What the exercise asks — Format every line of the data below as a JSON list of strings, one string per line, with blank lines omitted. Leave the pictures out of the list.

Data in this exercise —
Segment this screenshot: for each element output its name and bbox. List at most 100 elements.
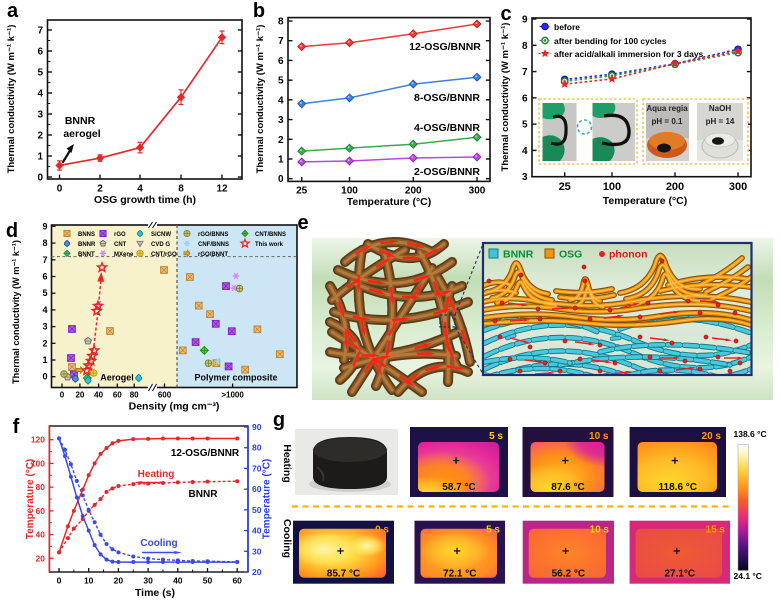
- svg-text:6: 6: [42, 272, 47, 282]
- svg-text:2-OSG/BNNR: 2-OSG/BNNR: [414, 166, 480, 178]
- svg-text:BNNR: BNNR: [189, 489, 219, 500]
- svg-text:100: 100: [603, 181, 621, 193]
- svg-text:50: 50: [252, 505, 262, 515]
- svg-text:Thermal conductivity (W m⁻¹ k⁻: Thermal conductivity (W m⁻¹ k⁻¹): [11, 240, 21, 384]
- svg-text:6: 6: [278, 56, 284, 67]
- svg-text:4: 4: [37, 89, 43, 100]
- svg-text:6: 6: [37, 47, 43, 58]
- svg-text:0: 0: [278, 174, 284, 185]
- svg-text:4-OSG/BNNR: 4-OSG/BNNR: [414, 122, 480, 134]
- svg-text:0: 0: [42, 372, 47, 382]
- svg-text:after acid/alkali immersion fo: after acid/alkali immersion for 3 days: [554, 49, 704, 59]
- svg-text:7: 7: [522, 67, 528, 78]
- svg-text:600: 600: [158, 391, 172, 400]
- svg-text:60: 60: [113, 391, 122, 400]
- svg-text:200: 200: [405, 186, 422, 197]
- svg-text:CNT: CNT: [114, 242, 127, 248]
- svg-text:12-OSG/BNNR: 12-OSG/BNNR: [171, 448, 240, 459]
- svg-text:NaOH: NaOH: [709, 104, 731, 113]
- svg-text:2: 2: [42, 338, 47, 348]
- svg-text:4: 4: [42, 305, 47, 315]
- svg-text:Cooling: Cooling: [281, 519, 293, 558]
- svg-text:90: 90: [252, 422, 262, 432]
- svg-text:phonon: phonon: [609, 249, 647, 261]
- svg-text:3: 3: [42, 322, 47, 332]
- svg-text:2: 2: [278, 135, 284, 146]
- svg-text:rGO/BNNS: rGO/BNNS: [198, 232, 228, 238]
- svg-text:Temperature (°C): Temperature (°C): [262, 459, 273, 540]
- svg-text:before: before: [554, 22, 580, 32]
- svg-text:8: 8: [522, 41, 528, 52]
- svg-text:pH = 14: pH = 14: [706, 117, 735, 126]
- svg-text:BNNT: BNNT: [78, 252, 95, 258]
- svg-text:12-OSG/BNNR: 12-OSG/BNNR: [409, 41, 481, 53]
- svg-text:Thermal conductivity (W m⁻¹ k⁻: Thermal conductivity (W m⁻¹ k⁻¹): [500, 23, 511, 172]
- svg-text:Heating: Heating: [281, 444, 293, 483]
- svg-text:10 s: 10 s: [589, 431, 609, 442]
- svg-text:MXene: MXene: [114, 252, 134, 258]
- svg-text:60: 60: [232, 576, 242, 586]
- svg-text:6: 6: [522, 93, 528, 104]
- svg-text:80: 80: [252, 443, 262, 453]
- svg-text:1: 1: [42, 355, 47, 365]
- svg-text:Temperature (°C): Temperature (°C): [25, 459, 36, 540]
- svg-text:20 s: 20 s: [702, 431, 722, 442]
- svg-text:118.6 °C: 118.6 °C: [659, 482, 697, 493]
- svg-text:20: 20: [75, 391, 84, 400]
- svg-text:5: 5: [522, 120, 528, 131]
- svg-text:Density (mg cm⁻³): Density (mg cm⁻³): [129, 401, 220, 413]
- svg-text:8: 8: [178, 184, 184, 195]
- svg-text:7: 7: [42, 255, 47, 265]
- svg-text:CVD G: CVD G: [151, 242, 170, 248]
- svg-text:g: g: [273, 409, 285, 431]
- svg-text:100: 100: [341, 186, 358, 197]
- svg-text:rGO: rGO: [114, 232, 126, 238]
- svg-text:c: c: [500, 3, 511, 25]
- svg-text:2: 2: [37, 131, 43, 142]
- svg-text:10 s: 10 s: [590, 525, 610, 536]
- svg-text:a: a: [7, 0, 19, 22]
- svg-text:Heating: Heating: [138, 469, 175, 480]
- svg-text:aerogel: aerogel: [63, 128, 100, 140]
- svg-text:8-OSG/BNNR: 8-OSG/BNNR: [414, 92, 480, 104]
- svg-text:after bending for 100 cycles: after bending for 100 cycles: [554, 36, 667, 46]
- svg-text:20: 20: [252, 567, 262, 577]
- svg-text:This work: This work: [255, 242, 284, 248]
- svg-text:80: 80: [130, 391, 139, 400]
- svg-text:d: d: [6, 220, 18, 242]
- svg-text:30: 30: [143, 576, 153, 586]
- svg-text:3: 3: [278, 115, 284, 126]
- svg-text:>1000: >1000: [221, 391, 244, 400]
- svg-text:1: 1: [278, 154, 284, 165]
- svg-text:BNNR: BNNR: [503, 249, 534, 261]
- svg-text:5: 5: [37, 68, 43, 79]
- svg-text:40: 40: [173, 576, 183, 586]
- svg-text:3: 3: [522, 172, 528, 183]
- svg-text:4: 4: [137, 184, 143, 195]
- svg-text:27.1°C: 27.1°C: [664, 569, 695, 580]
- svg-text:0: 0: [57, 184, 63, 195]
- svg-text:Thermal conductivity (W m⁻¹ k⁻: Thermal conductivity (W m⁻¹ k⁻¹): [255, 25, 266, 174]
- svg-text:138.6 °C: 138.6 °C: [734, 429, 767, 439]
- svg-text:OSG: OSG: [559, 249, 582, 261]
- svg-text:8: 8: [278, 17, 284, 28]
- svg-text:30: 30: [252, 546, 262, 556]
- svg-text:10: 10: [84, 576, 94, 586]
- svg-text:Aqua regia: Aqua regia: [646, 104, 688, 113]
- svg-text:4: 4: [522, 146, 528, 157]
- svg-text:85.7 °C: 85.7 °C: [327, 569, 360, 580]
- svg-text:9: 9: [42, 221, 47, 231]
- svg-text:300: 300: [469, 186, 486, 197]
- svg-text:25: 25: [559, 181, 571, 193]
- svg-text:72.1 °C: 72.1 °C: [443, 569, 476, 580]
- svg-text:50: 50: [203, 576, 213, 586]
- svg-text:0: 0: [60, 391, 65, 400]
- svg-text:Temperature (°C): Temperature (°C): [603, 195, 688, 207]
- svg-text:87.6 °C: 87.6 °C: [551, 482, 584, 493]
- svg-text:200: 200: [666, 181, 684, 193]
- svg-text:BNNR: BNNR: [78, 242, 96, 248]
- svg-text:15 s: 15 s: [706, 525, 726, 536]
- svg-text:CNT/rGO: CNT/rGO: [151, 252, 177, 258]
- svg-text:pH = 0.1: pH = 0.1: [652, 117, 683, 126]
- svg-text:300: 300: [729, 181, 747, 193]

Written answer —
[
  "Segment this screenshot: for each element output its name and bbox. List at most 100 elements.",
  "- svg-text:6: 6: [42, 272, 47, 282]",
  "- svg-text:2-OSG/BNNR: 2-OSG/BNNR: [414, 166, 480, 178]",
  "- svg-text:BNNR: BNNR: [189, 489, 219, 500]",
  "- svg-text:100: 100: [603, 181, 621, 193]",
  "- svg-text:50: 50: [252, 505, 262, 515]",
  "- svg-text:Thermal conductivity (W m⁻¹ k⁻: Thermal conductivity (W m⁻¹ k⁻¹): [11, 240, 21, 384]",
  "- svg-text:6: 6: [278, 56, 284, 67]",
  "- svg-text:4: 4: [37, 89, 43, 100]",
  "- svg-text:6: 6: [37, 47, 43, 58]",
  "- svg-text:0: 0: [278, 174, 284, 185]",
  "- svg-text:4-OSG/BNNR: 4-OSG/BNNR: [414, 122, 480, 134]",
  "- svg-text:0: 0: [42, 372, 47, 382]",
  "- svg-text:after acid/alkali immersion fo: after acid/alkali immersion for 3 days: [554, 49, 704, 59]",
  "- svg-text:7: 7: [522, 67, 528, 78]",
  "- svg-text:600: 600: [158, 391, 172, 400]",
  "- svg-text:60: 60: [113, 391, 122, 400]",
  "- svg-text:200: 200: [405, 186, 422, 197]",
  "- svg-text:CNT: CNT: [114, 242, 127, 248]",
  "- svg-text:12-OSG/BNNR: 12-OSG/BNNR: [171, 448, 240, 459]",
  "- svg-text:NaOH: NaOH: [709, 104, 731, 113]",
  "- svg-text:2: 2: [42, 338, 47, 348]",
  "- svg-text:4: 4: [42, 305, 47, 315]",
  "- svg-text:Cooling: Cooling: [281, 519, 293, 558]",
  "- svg-text:90: 90: [252, 422, 262, 432]",
  "- svg-text:phonon: phonon: [609, 249, 647, 261]",
  "- svg-text:3: 3: [42, 322, 47, 332]",
  "- svg-text:2: 2: [278, 135, 284, 146]",
  "- svg-text:rGO/BNNS: rGO/BNNS: [198, 232, 228, 238]",
  "- svg-text:Temperature (°C): Temperature (°C): [262, 459, 273, 540]",
  "- svg-text:before: before: [554, 22, 580, 32]",
  "- svg-text:8: 8: [522, 41, 528, 52]",
  "- svg-text:pH = 14: pH = 14: [706, 117, 735, 126]",
  "- svg-text:BNNT: BNNT: [78, 252, 95, 258]",
  "- svg-text:12-OSG/BNNR: 12-OSG/BNNR: [409, 41, 481, 53]",
  "- svg-text:Thermal conductivity (W m⁻¹ k⁻: Thermal conductivity (W m⁻¹ k⁻¹): [500, 23, 511, 172]",
  "- svg-text:Heating: Heating: [281, 444, 293, 483]",
  "- svg-text:10 s: 10 s: [589, 431, 609, 442]",
  "- svg-text:MXene: MXene: [114, 252, 134, 258]",
  "- svg-text:60: 60: [232, 576, 242, 586]",
  "- svg-text:6: 6: [522, 93, 528, 104]",
  "- svg-text:80: 80: [252, 443, 262, 453]",
  "- svg-text:1: 1: [42, 355, 47, 365]",
  "- svg-text:Temperature (°C): Temperature (°C): [25, 459, 36, 540]",
  "- svg-text:20 s: 20 s: [702, 431, 722, 442]",
  "- svg-text:118.6 °C: 118.6 °C: [659, 482, 697, 493]",
  "- svg-text:20: 20: [75, 391, 84, 400]",
  "- svg-text:5: 5: [522, 120, 528, 131]",
  "- svg-text:Density (mg cm⁻³): Density (mg cm⁻³): [129, 401, 220, 413]",
  "- svg-text:8: 8: [178, 184, 184, 195]",
  "- svg-text:7: 7: [42, 255, 47, 265]",
  "- svg-text:CVD G: CVD G: [151, 242, 170, 248]",
  "- svg-text:g: g: [273, 409, 285, 431]",
  "- svg-text:100: 100: [341, 186, 358, 197]",
  "- svg-text:rGO: rGO: [114, 232, 126, 238]",
  "- svg-text:c: c: [500, 3, 511, 25]",
  "- svg-text:2: 2: [37, 131, 43, 142]",
  "- svg-text:10 s: 10 s: [590, 525, 610, 536]",
  "- svg-text:a: a: [7, 0, 19, 22]",
  "- svg-text:Heating: Heating: [138, 469, 175, 480]",
  "- svg-text:aerogel: aerogel: [63, 128, 100, 140]",
  "- svg-text:8-OSG/BNNR: 8-OSG/BNNR: [414, 92, 480, 104]",
  "- svg-text:after bending for 100 cycles: after bending for 100 cycles: [554, 36, 667, 46]",
  "- svg-text:20: 20: [252, 567, 262, 577]",
  "- svg-text:This work: This work: [255, 242, 284, 248]",
  "- svg-text:80: 80: [130, 391, 139, 400]",
  "- svg-text:d: d: [6, 220, 18, 242]",
  "- svg-text:30: 30: [143, 576, 153, 586]",
  "- svg-text:3: 3: [278, 115, 284, 126]",
  "- svg-text:>1000: >1000: [221, 391, 244, 400]",
  "- svg-text:1: 1: [278, 154, 284, 165]",
  "- svg-text:BNNR: BNNR: [503, 249, 534, 261]",
  "- svg-text:5: 5: [37, 68, 43, 79]",
  "- svg-text:40: 40: [173, 576, 183, 586]",
  "- svg-text:3: 3: [522, 172, 528, 183]",
  "- svg-text:4: 4: [137, 184, 143, 195]",
  "- svg-text:27.1°C: 27.1°C: [664, 569, 695, 580]",
  "- svg-text:0: 0: [57, 184, 63, 195]",
  "- svg-text:Thermal conductivity (W m⁻¹ k⁻: Thermal conductivity (W m⁻¹ k⁻¹): [255, 25, 266, 174]",
  "- svg-text:138.6 °C: 138.6 °C: [734, 429, 767, 439]",
  "- svg-text:OSG: OSG: [559, 249, 582, 261]",
  "- svg-text:8: 8: [278, 17, 284, 28]",
  "- svg-text:30: 30: [252, 546, 262, 556]",
  "- svg-text:10: 10: [84, 576, 94, 586]",
  "- svg-text:Aqua regia: Aqua regia: [646, 104, 688, 113]",
  "- svg-text:4: 4: [522, 146, 528, 157]",
  "- svg-text:85.7 °C: 85.7 °C: [327, 569, 360, 580]",
  "- svg-text:9: 9: [42, 221, 47, 231]",
  "- svg-text:300: 300: [469, 186, 486, 197]",
  "- svg-text:25: 25: [559, 181, 571, 193]",
  "- svg-text:72.1 °C: 72.1 °C: [443, 569, 476, 580]",
  "- svg-text:50: 50: [203, 576, 213, 586]",
  "- svg-text:0: 0: [60, 391, 65, 400]",
  "- svg-text:Temperature (°C): Temperature (°C): [603, 195, 688, 207]",
  "- svg-text:87.6 °C: 87.6 °C: [551, 482, 584, 493]",
  "- svg-text:200: 200: [666, 181, 684, 193]",
  "- svg-text:BNNR: BNNR: [78, 242, 96, 248]",
  "- svg-text:15 s: 15 s: [706, 525, 726, 536]",
  "- svg-text:CNT/rGO: CNT/rGO: [151, 252, 177, 258]",
  "- svg-text:pH = 0.1: pH = 0.1: [652, 117, 683, 126]",
  "- svg-text:300: 300: [729, 181, 747, 193]"
]